*PROMPT*. Would you transcribe the whole listing exactly, minus its pictures?

*RECORDS TO PROCESS*.
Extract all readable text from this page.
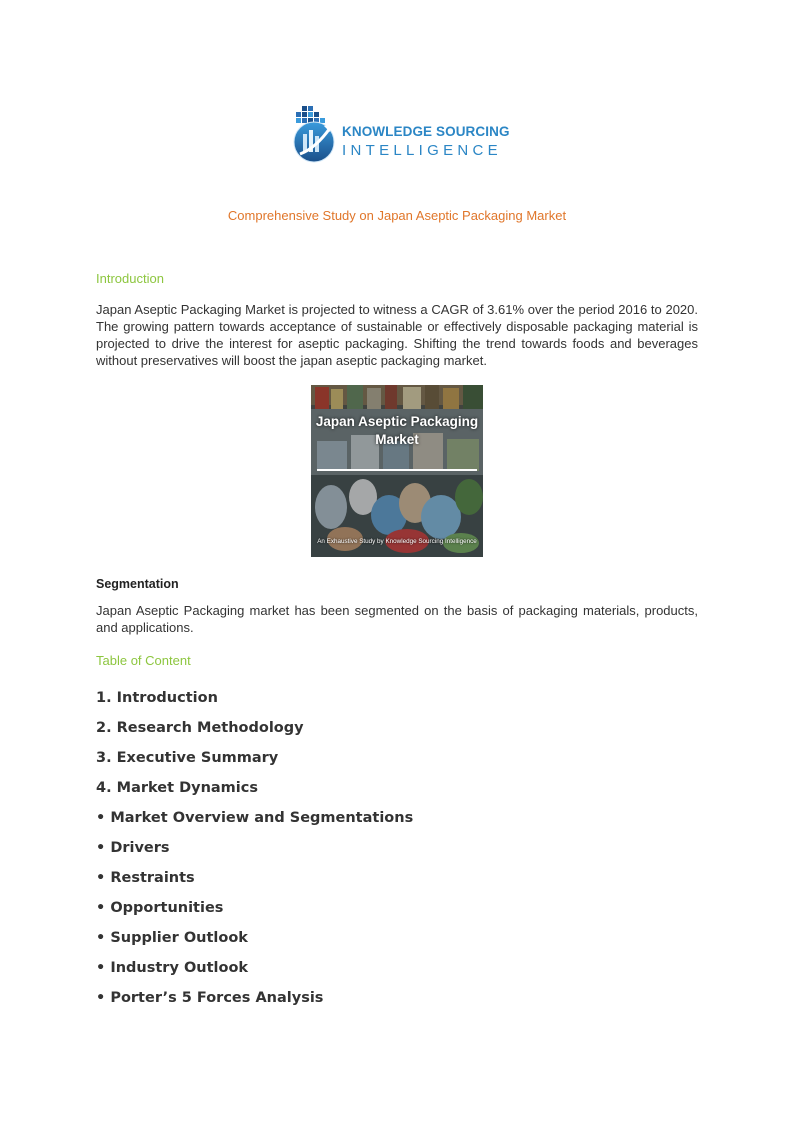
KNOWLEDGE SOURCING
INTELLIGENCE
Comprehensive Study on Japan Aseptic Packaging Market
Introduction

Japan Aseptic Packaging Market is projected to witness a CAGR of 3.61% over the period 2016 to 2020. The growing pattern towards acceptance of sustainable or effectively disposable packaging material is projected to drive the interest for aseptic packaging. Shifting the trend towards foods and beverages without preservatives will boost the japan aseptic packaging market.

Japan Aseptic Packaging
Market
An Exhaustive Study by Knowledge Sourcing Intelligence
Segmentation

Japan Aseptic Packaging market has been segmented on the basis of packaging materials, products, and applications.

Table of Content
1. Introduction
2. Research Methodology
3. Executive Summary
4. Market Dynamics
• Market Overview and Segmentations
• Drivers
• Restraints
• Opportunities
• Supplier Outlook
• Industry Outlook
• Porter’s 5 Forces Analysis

*EXPECTED ANSWER*.
Extract all readable text from this page.
KNOWLEDGE SOURCING
INTELLIGENCE
Comprehensive Study on Japan Aseptic Packaging Market
Introduction

Japan Aseptic Packaging Market is projected to witness a CAGR of 3.61% over the period 2016 to 2020. The growing pattern towards acceptance of sustainable or effectively disposable packaging material is projected to drive the interest for aseptic packaging. Shifting the trend towards foods and beverages without preservatives will boost the japan aseptic packaging market.

Japan Aseptic Packaging
Market
An Exhaustive Study by Knowledge Sourcing Intelligence
Segmentation

Japan Aseptic Packaging market has been segmented on the basis of packaging materials, products, and applications.

Table of Content
1. Introduction
2. Research Methodology
3. Executive Summary
4. Market Dynamics
• Market Overview and Segmentations
• Drivers
• Restraints
• Opportunities
• Supplier Outlook
• Industry Outlook
• Porter’s 5 Forces Analysis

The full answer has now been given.